:: Page extract
Terror Watch: No More Orange, Yellow and Red?
Some legislators and intelligence analysts believe that the color-coded terror alerts may be having perverse effects on both the American public and Al Qaeda. Plus: a trial for captured 9/11 plotters may be getting closer.
U.S. Homeland Security officials are coming under increasing political pressure to overhaul, if not eliminate, their color-coded terror alerts as concern mounts that the current system has become so dysfunctional that it may actually be increasing the country's vulnerability to attack.
Describing last month's Code Orange alert as a "useless" warning for the public, Rep. Chris Cox, chairman of the House Homeland Security Committee, told NEWSWEEK that he now wants extensive changes in the system that go well beyond the adjustments that are being publicly contemplated by the Bush administration. "The more fundamental question is whether the system can work at all," said Cox, a California Republican, who has raised the matter in recent weeks with top counterterrorism officials.
The concerns expressed by leading members of Congress-including Cox and Rep. Jim Turner, the ranking Democrat on the Homeland Security panel-have been heightened by some intelligence-community analysis suggesting that the color-coded public alerts may have perverse effects opposite to what the government intends. The public ratcheting up of the threat level may actually alert Al Qaeda operatives to measures that law-enforcement and security officials are taking to thwart attacks-and might therefore prompt terrorists to defer attacks that were conceivably in the planning stages, some intelligence analysts say.
By the same token, the public downgrading such as was announced last week-when Homeland Security scrapped the "Orange" alert for the current lower-level Yellow-arguably puts terrorists on notice that defensive measures have been reduced, and thereby might prod them to strike. "We might actually be increasing the threat to American when we reduce the threat level," said Cox.
Although in one sense blindingly obvious, this intelligence analysis is buttressed by a rethinking of the core premises behind the administration's decision-making system on terror alerts. Consider Secretary of Homeland Security Tom Ridge's Dec. 21 announcement of the Code Orange alert.
The move was prompted by two main developments: one was alarming new intelligence, some of it apparently coming from a new overseas human source, that provided information that Al Qaeda might seek to hijack French, Mexican or British airliners over the Christmas holidays. Officials even received information about specific flight numbers, leading the United States and foreign governments to take the extraordinary step of canceling some flights and directing that F-16 jets accompany others over U.S. territory.
The other component of the alarming intelligence was traditional "analysis" keyed around the Christmas and New Year's holidays: U.S. intelligence analysts have for years looked to important dates-such as religious holidays (both Christian and Islamic) and anniversaries of historic events-as moments when terrorists might strike.
But the emerging view of some intelligence analysts is that both of these two central premises may have been wrong. The alarmingly specific intelligence that spooked counterterrorism officials on the eve of Ridge's Dec. 21 announcement now appears to have been garbled at best: not only has nothing developed suggesting that there was a plan to hijack any particular airline over the holidays, some intelligence-community officials fear that some of the specific data may have actually been "disinformation" designed to throw U.S. officials off or "test" the nation's defenses.
::::
:: Raw data
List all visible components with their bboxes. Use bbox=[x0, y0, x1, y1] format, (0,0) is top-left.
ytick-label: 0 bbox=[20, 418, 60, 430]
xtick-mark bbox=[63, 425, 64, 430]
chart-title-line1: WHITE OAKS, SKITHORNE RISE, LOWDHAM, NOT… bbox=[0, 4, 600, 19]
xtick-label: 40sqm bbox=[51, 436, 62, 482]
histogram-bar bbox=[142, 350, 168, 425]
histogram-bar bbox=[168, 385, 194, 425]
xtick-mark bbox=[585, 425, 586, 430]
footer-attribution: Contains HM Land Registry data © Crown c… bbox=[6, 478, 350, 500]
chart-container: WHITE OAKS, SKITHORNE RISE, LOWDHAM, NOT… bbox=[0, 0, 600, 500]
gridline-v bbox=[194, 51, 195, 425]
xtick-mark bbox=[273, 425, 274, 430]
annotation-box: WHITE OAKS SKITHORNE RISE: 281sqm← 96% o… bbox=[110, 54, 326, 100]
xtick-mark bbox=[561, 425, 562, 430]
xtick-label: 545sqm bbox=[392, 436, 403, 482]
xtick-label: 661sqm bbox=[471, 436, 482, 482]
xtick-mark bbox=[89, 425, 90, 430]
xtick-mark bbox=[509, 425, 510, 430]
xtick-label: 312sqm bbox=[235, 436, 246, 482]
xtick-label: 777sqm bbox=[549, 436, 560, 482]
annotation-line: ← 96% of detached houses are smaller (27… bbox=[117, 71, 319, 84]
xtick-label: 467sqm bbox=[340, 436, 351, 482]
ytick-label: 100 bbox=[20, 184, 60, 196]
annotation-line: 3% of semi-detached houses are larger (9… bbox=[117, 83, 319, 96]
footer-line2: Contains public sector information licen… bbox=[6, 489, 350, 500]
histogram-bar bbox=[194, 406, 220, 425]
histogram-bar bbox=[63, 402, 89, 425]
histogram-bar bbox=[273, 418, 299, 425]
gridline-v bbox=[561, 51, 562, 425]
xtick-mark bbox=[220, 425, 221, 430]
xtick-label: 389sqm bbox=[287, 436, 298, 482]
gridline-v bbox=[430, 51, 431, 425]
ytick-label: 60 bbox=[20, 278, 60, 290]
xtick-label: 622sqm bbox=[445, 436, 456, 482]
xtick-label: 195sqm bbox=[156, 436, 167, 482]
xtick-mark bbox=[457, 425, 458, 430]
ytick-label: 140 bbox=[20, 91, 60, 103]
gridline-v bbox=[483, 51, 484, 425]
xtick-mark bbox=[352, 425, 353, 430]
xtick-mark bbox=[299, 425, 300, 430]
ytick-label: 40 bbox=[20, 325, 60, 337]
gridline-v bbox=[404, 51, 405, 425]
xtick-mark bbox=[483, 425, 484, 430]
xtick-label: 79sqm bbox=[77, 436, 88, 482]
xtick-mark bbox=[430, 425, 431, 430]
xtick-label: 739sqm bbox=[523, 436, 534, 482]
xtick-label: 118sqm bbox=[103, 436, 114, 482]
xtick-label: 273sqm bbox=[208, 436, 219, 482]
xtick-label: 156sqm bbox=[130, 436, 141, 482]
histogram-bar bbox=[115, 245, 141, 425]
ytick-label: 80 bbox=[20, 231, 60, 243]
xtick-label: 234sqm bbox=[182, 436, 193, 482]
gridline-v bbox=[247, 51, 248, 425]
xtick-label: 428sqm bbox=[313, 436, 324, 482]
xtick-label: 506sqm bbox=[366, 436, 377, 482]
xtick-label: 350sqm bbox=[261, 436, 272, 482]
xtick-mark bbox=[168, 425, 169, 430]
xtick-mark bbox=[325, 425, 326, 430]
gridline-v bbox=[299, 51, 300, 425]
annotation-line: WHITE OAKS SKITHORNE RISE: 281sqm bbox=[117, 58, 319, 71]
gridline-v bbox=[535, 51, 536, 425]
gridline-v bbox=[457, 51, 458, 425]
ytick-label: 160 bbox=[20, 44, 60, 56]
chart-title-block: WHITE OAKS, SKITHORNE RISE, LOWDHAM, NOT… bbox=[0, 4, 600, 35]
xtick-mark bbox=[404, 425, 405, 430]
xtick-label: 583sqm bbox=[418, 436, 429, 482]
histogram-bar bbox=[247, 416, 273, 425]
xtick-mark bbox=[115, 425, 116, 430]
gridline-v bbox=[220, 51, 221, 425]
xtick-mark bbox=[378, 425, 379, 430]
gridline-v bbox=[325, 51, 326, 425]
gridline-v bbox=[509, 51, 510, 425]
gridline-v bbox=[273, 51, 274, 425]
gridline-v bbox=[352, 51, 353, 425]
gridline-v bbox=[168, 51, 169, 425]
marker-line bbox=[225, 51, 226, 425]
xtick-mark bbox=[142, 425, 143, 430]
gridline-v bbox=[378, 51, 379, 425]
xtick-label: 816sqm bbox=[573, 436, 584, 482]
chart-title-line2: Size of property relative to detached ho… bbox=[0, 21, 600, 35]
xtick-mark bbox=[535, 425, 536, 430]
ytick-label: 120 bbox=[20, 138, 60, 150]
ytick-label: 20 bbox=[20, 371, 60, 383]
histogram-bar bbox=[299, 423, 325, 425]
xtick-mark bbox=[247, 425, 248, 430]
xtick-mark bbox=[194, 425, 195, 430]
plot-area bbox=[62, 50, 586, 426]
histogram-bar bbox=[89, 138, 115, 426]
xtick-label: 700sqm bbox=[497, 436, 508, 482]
::::
(Problems and tasks):
#1 In the article on color-coded terror alerts, rewrite the part that opens with the words "The concerns expressed" and closes with "intelligence analysts say.", substituting "terrorist operatives" for "Al Qaeda operatives".
#2 Answer these questions using the article on color-coded terror alerts:
(a) What committee does Rep. Chris Cox chair?
(b) On what date did Tom Ridge announce the Code Orange alert?
(c) What jets were directed to accompany some flights over U.S. territory?
#3 Continue the article on color-coded terror alerts from the point where it stops.

(Answers in order):
#1
The concerns expressed by leading members of Congress-including Cox and Rep. Jim Turner, the ranking Democrat on the Homeland Security panel-have been heightened by some intelligence-community analysis suggesting that the color-coded public alerts may have perverse effects opposite to what the government intends. The public ratcheting up of the threat level may actually alert terrorist operatives to measures that law-enforcement and security officials are taking to thwart attacks-and might therefore prompt terrorists to defer attacks that were conceivably in the planning stages, some intelligence analysts say.

#2
(a) The House Homeland Security Committee.
(b) Dec. 21.
(c) F-16 jets.

#3
Equally problematic is the holiday and anniversary fixation of Homeland Security officials. One U.S. intelligence-community official notes that a history of Al Qaeda's major attacks-the Aug. 7, 1998, bombings of two U.S. embassies in Africa; the Oct. 12, 2000, bombing of the USS Cole, and the September 11 attacks-show no correlation to any holiday or historical anniversary." The fact is Al Qaeda strikes at a time of their own choosing," says the official.
Cox emphasized to NEWSWEEK that the color-coded alert system is sending confusing messages to the public-citing contradictions in Ridge's Dec. 21 press conference announcing the Orange alert. On the one hand, Ridge said that strategic indicators of an upcoming Al Qaeda attack "are perhaps greater now that at any point since September 11." On the other hand, the Homeland Security secretary said members of the public should "continue with your holiday plans" as though nothing were different.
Cox said that, at a minimum, Homeland Security should scrap the one-size-fits-all color-coded approach and adopt a more nuanced system in which there are individualized warnings for particular geographic regions or economic sectors about which there might actually be hard intelligence. Beyond that, he said, Homeland Security officials should move toward a revamped system in which specific security protocols are spelled out for state and local law-enforcement officials-and alerts to the public are provided only when there was a particular reason for it.
Will Homeland Security take Cox's less-than-subtle hint? In recent interviews, officials acknowledged the current alert system is less than perfect and said they are already considering a more tailored system anyway. But they also defended the overall approach and provided NEWSWEEK with new details about the far-ranging-and costly-security measures that were taken during the higher alert.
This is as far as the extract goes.